DIRECTIVE: Read the data and repeat it in full, exactly.

begin DATA TO PROCESS

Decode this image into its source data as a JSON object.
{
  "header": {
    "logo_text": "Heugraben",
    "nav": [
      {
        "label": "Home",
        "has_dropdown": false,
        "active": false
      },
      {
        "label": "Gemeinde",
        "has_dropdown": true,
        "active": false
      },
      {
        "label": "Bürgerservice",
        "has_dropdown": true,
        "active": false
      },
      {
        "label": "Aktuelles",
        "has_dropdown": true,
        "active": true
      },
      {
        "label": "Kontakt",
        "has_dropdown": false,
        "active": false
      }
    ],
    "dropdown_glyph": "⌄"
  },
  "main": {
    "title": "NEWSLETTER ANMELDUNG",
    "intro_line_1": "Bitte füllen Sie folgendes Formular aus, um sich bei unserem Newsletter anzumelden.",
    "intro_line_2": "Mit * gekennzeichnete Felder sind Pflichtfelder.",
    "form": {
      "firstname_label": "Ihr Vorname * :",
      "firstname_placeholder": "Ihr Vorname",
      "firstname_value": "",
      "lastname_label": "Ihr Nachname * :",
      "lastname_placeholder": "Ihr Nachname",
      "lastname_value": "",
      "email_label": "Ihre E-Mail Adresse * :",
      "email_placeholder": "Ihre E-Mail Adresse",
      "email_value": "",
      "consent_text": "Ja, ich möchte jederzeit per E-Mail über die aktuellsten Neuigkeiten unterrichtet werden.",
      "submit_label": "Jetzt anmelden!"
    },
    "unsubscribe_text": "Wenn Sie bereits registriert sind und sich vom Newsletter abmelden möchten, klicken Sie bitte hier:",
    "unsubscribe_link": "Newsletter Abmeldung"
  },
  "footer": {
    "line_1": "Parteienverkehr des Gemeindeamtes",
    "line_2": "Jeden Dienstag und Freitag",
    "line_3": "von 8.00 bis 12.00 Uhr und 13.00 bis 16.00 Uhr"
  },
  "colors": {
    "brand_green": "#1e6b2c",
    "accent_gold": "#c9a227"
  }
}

end DATA TO PROCESS

TASK OUTPUT:
Decode this image into its source data as a JSON object.
{
  "header": {
    "logo_text": "Heugraben",
    "nav": [
      {
        "label": "Home",
        "has_dropdown": false,
        "active": false
      },
      {
        "label": "Gemeinde",
        "has_dropdown": true,
        "active": false
      },
      {
        "label": "Bürgerservice",
        "has_dropdown": true,
        "active": false
      },
      {
        "label": "Aktuelles",
        "has_dropdown": true,
        "active": true
      },
      {
        "label": "Kontakt",
        "has_dropdown": false,
        "active": false
      }
    ],
    "dropdown_glyph": "⌄"
  },
  "main": {
    "title": "NEWSLETTER ANMELDUNG",
    "intro_line_1": "Bitte füllen Sie folgendes Formular aus, um sich bei unserem Newsletter anzumelden.",
    "intro_line_2": "Mit * gekennzeichnete Felder sind Pflichtfelder.",
    "form": {
      "firstname_label": "Ihr Vorname * :",
      "firstname_placeholder": "Ihr Vorname",
      "firstname_value": "",
      "lastname_label": "Ihr Nachname * :",
      "lastname_placeholder": "Ihr Nachname",
      "lastname_value": "",
      "email_label": "Ihre E-Mail Adresse * :",
      "email_placeholder": "Ihre E-Mail Adresse",
      "email_value": "",
      "consent_text": "Ja, ich möchte jederzeit per E-Mail über die aktuellsten Neuigkeiten unterrichtet werden.",
      "submit_label": "Jetzt anmelden!"
    },
    "unsubscribe_text": "Wenn Sie bereits registriert sind und sich vom Newsletter abmelden möchten, klicken Sie bitte hier:",
    "unsubscribe_link": "Newsletter Abmeldung"
  },
  "footer": {
    "line_1": "Parteienverkehr des Gemeindeamtes",
    "line_2": "Jeden Dienstag und Freitag",
    "line_3": "von 8.00 bis 12.00 Uhr und 13.00 bis 16.00 Uhr"
  },
  "colors": {
    "brand_green": "#1e6b2c",
    "accent_gold": "#c9a227"
  }
}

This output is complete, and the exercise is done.